§ REQUIREMENT 1: Reproduce word for word the passage from the blog post on co-dependency that opens with the words containing "Belong To Your" and closes with "I truly understood.".
§ REQUIREMENT 2: Carry on the blog post about co-dependency and healing, starting after its last sentence.

§ PASSAGE PROVIDED:
= Beginning of Section =

Saturday, April 7, 2012

Belong To Your True Self

A friend asked me the other day if I had ever thought that what I have been through the last few years would help others and I told her that I didn't, but I'm glad it has. Just the last few weeks I have found myself in a couple of situations where my trials with co-dependency, therapy and depression equiped me with what I needed to help others. With one of the situations, as I sat there listening to my friend as we worked through some things, I realized how grateful I was that I could understand and help. I guess that is where the gratitude for a trial comes into play. She needed my words and love and I could give them to her because I truly understood.

In my other conversation with a different friend, I was encouraging her that it is okay to step back and let others take care of her for a change. The challenge she is facing is breaking my heart for her and her realizing that she has to deal with it now before it completely breaks her is a hard thing to admit. In the book Belonging: Bonds of Healing and Recovery by Dennis Linn, Sheila F. Linn and Matthew Linn they say:

What cripples us is the way we've turned on ourselves and disowned how we feel about what happened to us.  Then we no longer belong to our true selves.  We use addictions [for me it has been co-dependency] to fill the void where our real self should be.  Healing comes when we can love and care for our disowned feelings.  The feelings are stored in our bodies and thus focusing is a way of letting the body speak to us about our true self. . . .  Co-dependents feel ashamed of their needs and afraid to ask on their own behalf. Thus, they try to get what they need without asking for it . . . , or they "give" as a way of getting. This is very different from asking directly for what we need and leaving others free to say "yes" or "no." Asking for what we need is a healthy way of taking care of ourselves and affirming our right to need other human beings.

Being co-dependent, I understand how difficult it is to ask for what you need instead of giving what you believe others need.  But my friends, in their current trials, must reconnect with their own needs and make sure they get them in order to heal and move forward.  When I did this, it was really hard for me, but I knew I needed to do it.  I remember asking my husband one day if it would bother him if I didn't really do much for awhile.   I was already feeling guilty about being home but mentally and emotionally not being able to do much and I just needed to know that he was okay with me focusing on my healing instead of focusing on our home for a little while.   He understood and supported me in this and was grateful that I had just communicated with him as to what I needed for a change (that wasn't something I was usually very good at).

= End of Section =

§ MATERIAL SHOWN:
= Beginning of Section =

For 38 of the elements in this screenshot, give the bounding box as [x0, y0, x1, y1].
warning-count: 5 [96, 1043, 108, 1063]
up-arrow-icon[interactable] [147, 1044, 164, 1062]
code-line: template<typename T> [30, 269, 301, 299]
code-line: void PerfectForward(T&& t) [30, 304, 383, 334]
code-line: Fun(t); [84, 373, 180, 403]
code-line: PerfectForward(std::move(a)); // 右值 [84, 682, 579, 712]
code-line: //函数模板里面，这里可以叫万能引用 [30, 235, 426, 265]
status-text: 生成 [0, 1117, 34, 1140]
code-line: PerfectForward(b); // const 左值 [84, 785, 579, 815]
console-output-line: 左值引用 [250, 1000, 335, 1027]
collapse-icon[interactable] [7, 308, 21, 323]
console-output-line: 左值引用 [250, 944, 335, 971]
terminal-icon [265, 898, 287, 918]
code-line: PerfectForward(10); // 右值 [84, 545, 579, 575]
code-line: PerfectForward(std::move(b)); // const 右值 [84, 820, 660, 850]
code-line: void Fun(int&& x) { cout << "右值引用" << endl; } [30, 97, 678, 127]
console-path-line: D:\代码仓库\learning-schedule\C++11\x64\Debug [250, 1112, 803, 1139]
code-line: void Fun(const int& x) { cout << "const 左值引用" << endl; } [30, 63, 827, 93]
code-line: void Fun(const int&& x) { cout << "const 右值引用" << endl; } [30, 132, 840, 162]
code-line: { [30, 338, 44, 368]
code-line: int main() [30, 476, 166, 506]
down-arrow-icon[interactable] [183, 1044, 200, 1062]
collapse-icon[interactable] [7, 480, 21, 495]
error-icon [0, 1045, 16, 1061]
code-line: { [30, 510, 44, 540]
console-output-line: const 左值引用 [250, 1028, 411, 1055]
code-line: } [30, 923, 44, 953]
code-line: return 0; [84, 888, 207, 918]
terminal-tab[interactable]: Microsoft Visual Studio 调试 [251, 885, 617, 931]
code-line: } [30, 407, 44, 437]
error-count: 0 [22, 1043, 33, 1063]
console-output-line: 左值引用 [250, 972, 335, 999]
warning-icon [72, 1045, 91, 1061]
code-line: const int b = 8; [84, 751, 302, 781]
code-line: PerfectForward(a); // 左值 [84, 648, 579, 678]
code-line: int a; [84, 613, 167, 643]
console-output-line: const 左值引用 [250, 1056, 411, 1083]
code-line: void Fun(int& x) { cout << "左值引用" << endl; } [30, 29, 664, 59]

= End of Section =

§ TASK ANSWER 1:
Belong To Your True Self

A friend asked me the other day if I had ever thought that what I have been through the last few years would help others and I told her that I didn't, but I'm glad it has. Just the last few weeks I have found myself in a couple of situations where my trials with co-dependency, therapy and depression equiped me with what I needed to help others. With one of the situations, as I sat there listening to my friend as we worked through some things, I realized how grateful I was that I could understand and help. I guess that is where the gratitude for a trial comes into play. She needed my words and love and I could give them to her because I truly understood.

§ TASK ANSWER 2:
Connecting to what I needed was a new experience for me and very hard for me to ask for what I needed. It is a long and hard road to learning what you need and learning how to ask for it. The disconnect from myself started at a young age and lasted into my forties. Being disconnected with myself for that long was a hard thing to change. The Belongings book talks about using affirmations to reconnect to yourself, it says:

Shame originates when the interpersonal bridges that connect us to others are broken and we are left feeling that we don't belong, even to ourselves.  Affirmation restores those broken bridges and creates in us a sense of belonging to our real selves, others, God and the universe.

Another quote from Belongings that I liked was this one:

The opposite of affirmation is denial.  Abuse is an extreme form of denial.  No human interaction is neutral; we always either contribute to others . . . through affirmation or we deny them.

We are either affirming ourself, or denying ourself, we are either contributing or denying.  When I first read this, it made a real impact on me.  If I wasn't confirming good things about myself, then I was denying myself.  I realized that I needed to start being more positive with myself. 

The last quote I want to share from Belongings is this:

The two most powerful tools for the development of self-esteem are the ability to ask for what we want, and the ability to receive what we want. Straight forwardly asking others to care for us in these ways is not co-dependency.

Asking and receiving are so hard to do when you are co-dependent, but are crucial in learning how to care for yourself.  I am have gotten better at this, but still find myself caught in that co-dependent trap sometimes.  I have to stop, and try again.  Use the tools I have acquired in learning how to properly take care of myself and others.  I get better every day, and if not, tomorrow is always another day to try again!